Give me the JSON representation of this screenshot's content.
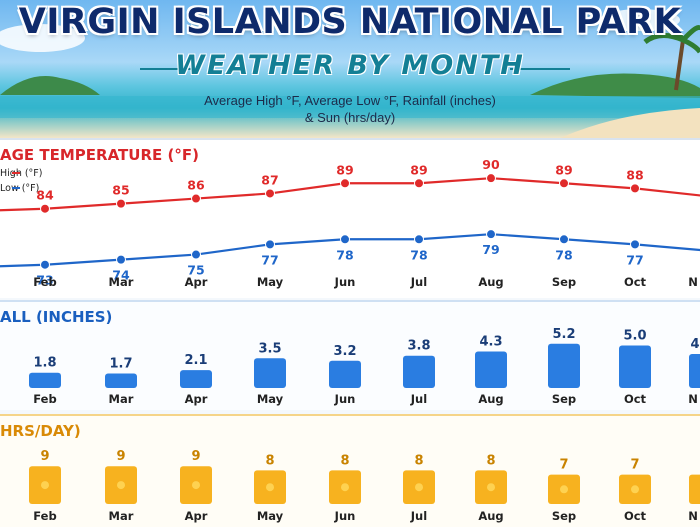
{
  "header": {
    "title": "VIRGIN ISLANDS NATIONAL PARK",
    "subtitle": "WEATHER BY MONTH",
    "caption_line1": "Average High °F, Average Low °F, Rainfall (inches)",
    "caption_line2": "& Sun (hrs/day)"
  },
  "colors": {
    "high": "#e02a2a",
    "low": "#1f66c9",
    "rain": "#2a7de1",
    "sun": "#f7b21f",
    "title": "#0e2a6b"
  },
  "chart_data": [
    {
      "type": "line",
      "title": "AGE TEMPERATURE (°F)",
      "legend_position": "top-left",
      "categories": [
        "",
        "Feb",
        "Mar",
        "Apr",
        "May",
        "Jun",
        "Jul",
        "Aug",
        "Sep",
        "Oct",
        "N"
      ],
      "series": [
        {
          "name": "High (°F)",
          "values": [
            null,
            84,
            85,
            86,
            87,
            89,
            89,
            90,
            89,
            88,
            null
          ]
        },
        {
          "name": "Low (°F)",
          "values": [
            null,
            73,
            74,
            75,
            77,
            78,
            78,
            79,
            78,
            77,
            null
          ]
        }
      ],
      "edge_values": {
        "high_left": 83.5,
        "high_right": 86.5,
        "low_left": 72.5,
        "low_right": 75.8
      },
      "ylim": [
        70,
        92
      ]
    },
    {
      "type": "bar",
      "title": "ALL (INCHES)",
      "categories": [
        "Feb",
        "Mar",
        "Apr",
        "May",
        "Jun",
        "Jul",
        "Aug",
        "Sep",
        "Oct",
        "N"
      ],
      "values": [
        1.8,
        1.7,
        2.1,
        3.5,
        3.2,
        3.8,
        4.3,
        5.2,
        5.0,
        4
      ],
      "value_labels": [
        "1.8",
        "1.7",
        "2.1",
        "3.5",
        "3.2",
        "3.8",
        "4.3",
        "5.2",
        "5.0",
        "4"
      ],
      "ylim": [
        0,
        6
      ]
    },
    {
      "type": "bar",
      "title": "HRS/DAY)",
      "categories": [
        "Feb",
        "Mar",
        "Apr",
        "May",
        "Jun",
        "Jul",
        "Aug",
        "Sep",
        "Oct",
        "N"
      ],
      "values": [
        9,
        9,
        9,
        8,
        8,
        8,
        8,
        7,
        7,
        7
      ],
      "value_labels": [
        "9",
        "9",
        "9",
        "8",
        "8",
        "8",
        "8",
        "7",
        "7",
        ""
      ],
      "ylim": [
        0,
        10
      ]
    }
  ]
}
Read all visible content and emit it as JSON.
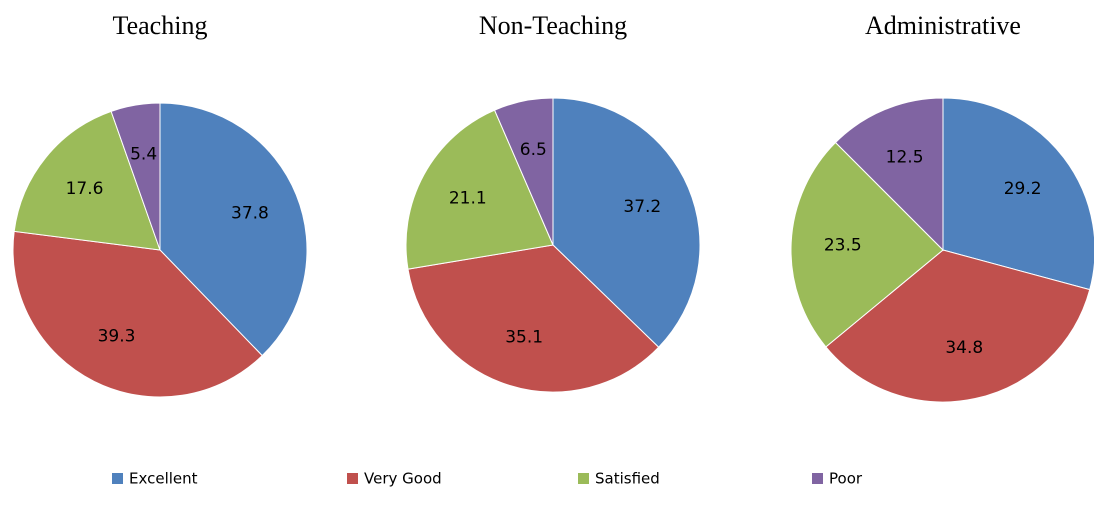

****************

* The exercise:
Write out every record above exactly as it stands, but leave out the pictures.

* Result of this exercise:
Give me the JSON representation of this screenshot's content.
{
  "header": {
    "title": "VIRGIN ISLANDS NATIONAL PARK",
    "subtitle": "WEATHER BY MONTH",
    "caption_line1": "Average High °F, Average Low °F, Rainfall (inches)",
    "caption_line2": "& Sun (hrs/day)"
  },
  "colors": {
    "high": "#e02a2a",
    "low": "#1f66c9",
    "rain": "#2a7de1",
    "sun": "#f7b21f",
    "title": "#0e2a6b"
  },
  "chart_data": [
    {
      "type": "line",
      "title": "AGE TEMPERATURE (°F)",
      "legend_position": "top-left",
      "categories": [
        "",
        "Feb",
        "Mar",
        "Apr",
        "May",
        "Jun",
        "Jul",
        "Aug",
        "Sep",
        "Oct",
        "N"
      ],
      "series": [
        {
          "name": "High (°F)",
          "values": [
            null,
            84,
            85,
            86,
            87,
            89,
            89,
            90,
            89,
            88,
            null
          ]
        },
        {
          "name": "Low (°F)",
          "values": [
            null,
            73,
            74,
            75,
            77,
            78,
            78,
            79,
            78,
            77,
            null
          ]
        }
      ],
      "edge_values": {
        "high_left": 83.5,
        "high_right": 86.5,
        "low_left": 72.5,
        "low_right": 75.8
      },
      "ylim": [
        70,
        92
      ]
    },
    {
      "type": "bar",
      "title": "ALL (INCHES)",
      "categories": [
        "Feb",
        "Mar",
        "Apr",
        "May",
        "Jun",
        "Jul",
        "Aug",
        "Sep",
        "Oct",
        "N"
      ],
      "values": [
        1.8,
        1.7,
        2.1,
        3.5,
        3.2,
        3.8,
        4.3,
        5.2,
        5.0,
        4
      ],
      "value_labels": [
        "1.8",
        "1.7",
        "2.1",
        "3.5",
        "3.2",
        "3.8",
        "4.3",
        "5.2",
        "5.0",
        "4"
      ],
      "ylim": [
        0,
        6
      ]
    },
    {
      "type": "bar",
      "title": "HRS/DAY)",
      "categories": [
        "Feb",
        "Mar",
        "Apr",
        "May",
        "Jun",
        "Jul",
        "Aug",
        "Sep",
        "Oct",
        "N"
      ],
      "values": [
        9,
        9,
        9,
        8,
        8,
        8,
        8,
        7,
        7,
        7
      ],
      "value_labels": [
        "9",
        "9",
        "9",
        "8",
        "8",
        "8",
        "8",
        "7",
        "7",
        ""
      ],
      "ylim": [
        0,
        10
      ]
    }
  ]
}
Read all visible content and emit it as JSON.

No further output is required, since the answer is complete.